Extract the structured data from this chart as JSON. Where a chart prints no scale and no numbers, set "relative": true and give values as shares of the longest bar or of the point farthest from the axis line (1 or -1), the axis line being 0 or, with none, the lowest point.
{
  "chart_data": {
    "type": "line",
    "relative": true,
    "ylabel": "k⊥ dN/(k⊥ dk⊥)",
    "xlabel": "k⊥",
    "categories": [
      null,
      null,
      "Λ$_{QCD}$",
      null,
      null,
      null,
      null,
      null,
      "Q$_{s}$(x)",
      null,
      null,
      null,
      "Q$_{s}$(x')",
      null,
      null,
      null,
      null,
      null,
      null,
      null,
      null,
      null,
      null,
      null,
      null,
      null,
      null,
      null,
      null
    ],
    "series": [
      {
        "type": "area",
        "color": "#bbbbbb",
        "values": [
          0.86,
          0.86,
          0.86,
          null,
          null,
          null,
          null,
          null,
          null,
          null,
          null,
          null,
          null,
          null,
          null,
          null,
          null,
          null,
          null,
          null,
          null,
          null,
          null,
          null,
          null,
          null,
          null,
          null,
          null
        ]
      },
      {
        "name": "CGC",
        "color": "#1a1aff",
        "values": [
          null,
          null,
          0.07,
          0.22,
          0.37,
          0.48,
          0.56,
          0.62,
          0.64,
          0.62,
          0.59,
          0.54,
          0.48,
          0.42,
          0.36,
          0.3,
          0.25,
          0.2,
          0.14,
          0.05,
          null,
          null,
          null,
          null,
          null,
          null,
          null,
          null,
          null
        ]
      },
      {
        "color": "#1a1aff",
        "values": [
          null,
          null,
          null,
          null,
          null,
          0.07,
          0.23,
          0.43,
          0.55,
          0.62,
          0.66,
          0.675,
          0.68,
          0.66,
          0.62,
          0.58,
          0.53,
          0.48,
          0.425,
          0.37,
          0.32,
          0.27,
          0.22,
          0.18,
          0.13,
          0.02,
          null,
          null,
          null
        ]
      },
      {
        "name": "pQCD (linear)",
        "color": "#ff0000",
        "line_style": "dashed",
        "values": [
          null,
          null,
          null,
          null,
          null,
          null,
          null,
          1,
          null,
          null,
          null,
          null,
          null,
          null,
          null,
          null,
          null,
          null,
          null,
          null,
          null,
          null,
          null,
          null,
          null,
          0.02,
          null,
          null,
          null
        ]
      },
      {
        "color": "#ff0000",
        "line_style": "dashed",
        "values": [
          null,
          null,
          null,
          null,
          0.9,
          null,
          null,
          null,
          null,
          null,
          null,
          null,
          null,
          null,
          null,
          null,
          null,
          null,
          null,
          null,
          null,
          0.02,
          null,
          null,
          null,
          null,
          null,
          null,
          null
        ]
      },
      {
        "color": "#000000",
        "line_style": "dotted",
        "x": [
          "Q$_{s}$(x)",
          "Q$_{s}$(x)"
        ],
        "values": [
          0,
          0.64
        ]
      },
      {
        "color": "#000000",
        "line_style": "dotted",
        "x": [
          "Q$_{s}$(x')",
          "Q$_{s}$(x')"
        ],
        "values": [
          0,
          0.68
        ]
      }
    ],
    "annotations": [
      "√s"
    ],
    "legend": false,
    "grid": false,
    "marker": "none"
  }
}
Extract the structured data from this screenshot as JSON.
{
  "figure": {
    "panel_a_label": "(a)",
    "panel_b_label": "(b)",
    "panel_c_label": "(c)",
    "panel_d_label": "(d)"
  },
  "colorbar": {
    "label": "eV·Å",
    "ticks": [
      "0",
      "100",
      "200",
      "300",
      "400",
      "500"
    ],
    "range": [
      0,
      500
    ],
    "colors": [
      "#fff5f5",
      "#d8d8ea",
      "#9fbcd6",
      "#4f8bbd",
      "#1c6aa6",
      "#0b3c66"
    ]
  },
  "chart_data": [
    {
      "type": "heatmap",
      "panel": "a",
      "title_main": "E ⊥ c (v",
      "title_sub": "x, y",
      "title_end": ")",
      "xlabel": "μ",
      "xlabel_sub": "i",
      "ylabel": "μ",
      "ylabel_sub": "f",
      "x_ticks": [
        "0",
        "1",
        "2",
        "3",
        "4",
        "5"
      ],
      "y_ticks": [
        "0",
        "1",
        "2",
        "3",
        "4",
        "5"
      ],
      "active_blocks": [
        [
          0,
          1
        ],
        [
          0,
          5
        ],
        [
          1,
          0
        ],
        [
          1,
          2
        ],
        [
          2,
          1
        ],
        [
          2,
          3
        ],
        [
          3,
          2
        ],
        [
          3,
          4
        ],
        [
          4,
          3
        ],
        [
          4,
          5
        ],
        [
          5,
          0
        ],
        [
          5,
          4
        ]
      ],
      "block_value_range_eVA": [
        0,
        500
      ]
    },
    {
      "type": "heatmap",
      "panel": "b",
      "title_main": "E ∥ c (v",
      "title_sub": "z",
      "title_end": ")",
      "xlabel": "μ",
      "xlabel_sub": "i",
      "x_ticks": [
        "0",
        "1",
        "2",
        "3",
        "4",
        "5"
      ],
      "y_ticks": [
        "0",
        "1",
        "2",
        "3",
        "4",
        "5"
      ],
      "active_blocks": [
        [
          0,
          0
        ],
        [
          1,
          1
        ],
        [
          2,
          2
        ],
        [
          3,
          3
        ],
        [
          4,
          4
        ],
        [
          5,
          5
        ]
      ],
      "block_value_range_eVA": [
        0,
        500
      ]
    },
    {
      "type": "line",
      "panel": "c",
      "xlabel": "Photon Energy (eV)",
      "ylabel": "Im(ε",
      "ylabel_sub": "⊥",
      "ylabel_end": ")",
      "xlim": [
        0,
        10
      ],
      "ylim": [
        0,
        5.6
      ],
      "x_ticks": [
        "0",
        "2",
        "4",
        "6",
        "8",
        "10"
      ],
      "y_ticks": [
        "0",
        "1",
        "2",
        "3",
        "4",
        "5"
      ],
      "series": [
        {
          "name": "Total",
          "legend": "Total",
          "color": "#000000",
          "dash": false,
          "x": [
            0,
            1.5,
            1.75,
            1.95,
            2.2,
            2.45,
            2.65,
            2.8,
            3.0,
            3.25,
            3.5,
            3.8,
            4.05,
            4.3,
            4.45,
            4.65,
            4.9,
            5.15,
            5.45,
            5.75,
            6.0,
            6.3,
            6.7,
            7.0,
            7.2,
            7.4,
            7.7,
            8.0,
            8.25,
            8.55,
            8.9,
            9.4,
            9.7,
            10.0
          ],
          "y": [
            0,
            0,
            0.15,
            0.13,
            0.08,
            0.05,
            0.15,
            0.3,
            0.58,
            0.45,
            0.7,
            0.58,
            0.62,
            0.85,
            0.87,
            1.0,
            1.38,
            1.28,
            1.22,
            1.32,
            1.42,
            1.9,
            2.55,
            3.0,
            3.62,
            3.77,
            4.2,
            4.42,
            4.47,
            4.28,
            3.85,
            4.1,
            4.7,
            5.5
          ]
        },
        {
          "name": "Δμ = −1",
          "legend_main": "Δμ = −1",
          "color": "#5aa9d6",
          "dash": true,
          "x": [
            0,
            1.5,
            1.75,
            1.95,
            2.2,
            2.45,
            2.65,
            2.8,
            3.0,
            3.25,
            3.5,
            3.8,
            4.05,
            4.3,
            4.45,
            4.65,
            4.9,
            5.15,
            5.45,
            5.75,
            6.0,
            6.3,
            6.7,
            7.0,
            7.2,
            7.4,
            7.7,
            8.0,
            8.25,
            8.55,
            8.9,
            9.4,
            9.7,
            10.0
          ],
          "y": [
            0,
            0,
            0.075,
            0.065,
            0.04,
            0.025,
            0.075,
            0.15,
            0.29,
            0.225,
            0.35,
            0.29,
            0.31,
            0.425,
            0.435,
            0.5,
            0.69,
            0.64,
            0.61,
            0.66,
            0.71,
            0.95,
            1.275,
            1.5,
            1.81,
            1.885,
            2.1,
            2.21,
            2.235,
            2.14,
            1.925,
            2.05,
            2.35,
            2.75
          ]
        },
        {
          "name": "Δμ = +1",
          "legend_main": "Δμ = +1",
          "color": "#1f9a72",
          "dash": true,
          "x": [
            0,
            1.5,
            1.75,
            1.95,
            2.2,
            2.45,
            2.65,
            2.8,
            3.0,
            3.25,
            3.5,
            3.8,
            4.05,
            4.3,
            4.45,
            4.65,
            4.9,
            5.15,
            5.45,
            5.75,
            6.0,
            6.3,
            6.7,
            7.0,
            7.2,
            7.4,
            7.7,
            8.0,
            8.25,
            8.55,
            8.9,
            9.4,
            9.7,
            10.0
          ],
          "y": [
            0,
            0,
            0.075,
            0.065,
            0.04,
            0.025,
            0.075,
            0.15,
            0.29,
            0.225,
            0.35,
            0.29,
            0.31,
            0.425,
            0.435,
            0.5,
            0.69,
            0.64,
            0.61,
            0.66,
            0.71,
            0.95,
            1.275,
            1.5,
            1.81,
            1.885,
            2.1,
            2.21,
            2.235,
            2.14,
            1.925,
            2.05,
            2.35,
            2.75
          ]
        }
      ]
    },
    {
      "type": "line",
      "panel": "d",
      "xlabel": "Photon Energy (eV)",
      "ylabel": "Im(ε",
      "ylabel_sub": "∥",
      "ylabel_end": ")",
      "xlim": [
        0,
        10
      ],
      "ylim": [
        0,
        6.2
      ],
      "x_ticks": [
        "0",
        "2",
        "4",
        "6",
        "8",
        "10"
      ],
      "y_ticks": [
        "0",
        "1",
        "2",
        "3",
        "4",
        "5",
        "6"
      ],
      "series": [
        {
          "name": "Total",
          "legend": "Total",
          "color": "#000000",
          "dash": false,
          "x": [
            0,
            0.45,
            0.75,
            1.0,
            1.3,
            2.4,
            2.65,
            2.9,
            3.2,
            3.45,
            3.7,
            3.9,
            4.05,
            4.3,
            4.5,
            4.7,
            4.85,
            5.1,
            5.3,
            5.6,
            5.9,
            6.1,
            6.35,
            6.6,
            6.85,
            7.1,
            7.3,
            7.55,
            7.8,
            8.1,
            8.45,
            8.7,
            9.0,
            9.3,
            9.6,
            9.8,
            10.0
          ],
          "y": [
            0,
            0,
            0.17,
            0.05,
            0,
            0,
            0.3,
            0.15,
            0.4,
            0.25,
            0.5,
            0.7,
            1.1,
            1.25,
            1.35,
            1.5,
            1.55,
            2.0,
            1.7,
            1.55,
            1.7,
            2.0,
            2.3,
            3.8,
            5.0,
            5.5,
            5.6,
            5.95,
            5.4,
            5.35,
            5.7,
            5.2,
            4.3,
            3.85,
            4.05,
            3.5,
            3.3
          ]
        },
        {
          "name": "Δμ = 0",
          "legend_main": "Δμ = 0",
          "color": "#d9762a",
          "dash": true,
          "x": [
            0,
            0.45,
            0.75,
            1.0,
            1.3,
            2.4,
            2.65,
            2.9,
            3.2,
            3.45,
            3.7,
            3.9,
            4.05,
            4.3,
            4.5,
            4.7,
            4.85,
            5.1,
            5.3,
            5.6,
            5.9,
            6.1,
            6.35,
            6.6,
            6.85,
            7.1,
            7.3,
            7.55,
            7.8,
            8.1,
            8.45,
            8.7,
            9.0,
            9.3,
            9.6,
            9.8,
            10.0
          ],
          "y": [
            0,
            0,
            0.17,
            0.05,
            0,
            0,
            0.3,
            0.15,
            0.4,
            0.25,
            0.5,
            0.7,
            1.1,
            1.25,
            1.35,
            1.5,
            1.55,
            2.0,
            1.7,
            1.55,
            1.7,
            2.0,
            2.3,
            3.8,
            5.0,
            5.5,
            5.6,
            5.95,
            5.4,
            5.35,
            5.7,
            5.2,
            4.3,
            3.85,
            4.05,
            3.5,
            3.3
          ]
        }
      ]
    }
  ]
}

◆ **What to work on**
From the entries above, pull out each line that includes "false".

◆ **Completed exercise**
    "legend": false,
    "grid": false,
          "dash": false,
          "dash": false,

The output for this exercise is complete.